Stored dataset items:
§

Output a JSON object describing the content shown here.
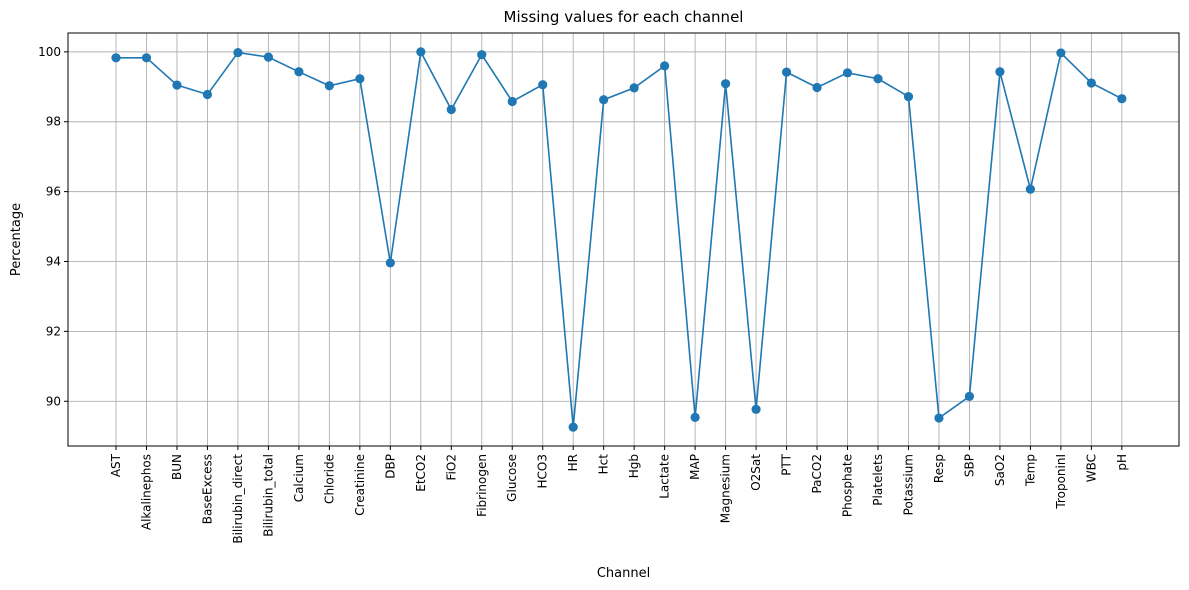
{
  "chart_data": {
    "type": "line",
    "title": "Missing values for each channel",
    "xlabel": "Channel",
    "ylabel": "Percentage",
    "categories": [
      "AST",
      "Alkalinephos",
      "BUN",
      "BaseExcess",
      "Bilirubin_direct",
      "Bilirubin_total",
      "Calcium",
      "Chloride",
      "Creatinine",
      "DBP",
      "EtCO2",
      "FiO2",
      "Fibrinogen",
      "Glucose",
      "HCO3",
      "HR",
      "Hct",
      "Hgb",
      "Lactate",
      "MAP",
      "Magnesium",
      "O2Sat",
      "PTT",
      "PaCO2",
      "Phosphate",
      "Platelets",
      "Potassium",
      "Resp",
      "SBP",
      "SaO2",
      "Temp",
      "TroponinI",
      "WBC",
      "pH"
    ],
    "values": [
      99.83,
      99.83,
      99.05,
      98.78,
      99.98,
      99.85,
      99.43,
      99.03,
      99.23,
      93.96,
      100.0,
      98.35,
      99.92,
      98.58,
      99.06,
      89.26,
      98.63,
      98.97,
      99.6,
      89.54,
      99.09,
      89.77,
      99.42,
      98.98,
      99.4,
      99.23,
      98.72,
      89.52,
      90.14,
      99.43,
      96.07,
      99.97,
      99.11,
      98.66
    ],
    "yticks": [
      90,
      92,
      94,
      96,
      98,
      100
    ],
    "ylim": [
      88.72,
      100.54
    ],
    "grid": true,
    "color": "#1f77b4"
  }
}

§

→ **YOUR TASK**
Going through the entries above, tally each line that has the word "values". Answer with the number only.

→ **ANSWER TO THIS PROBLEM**
2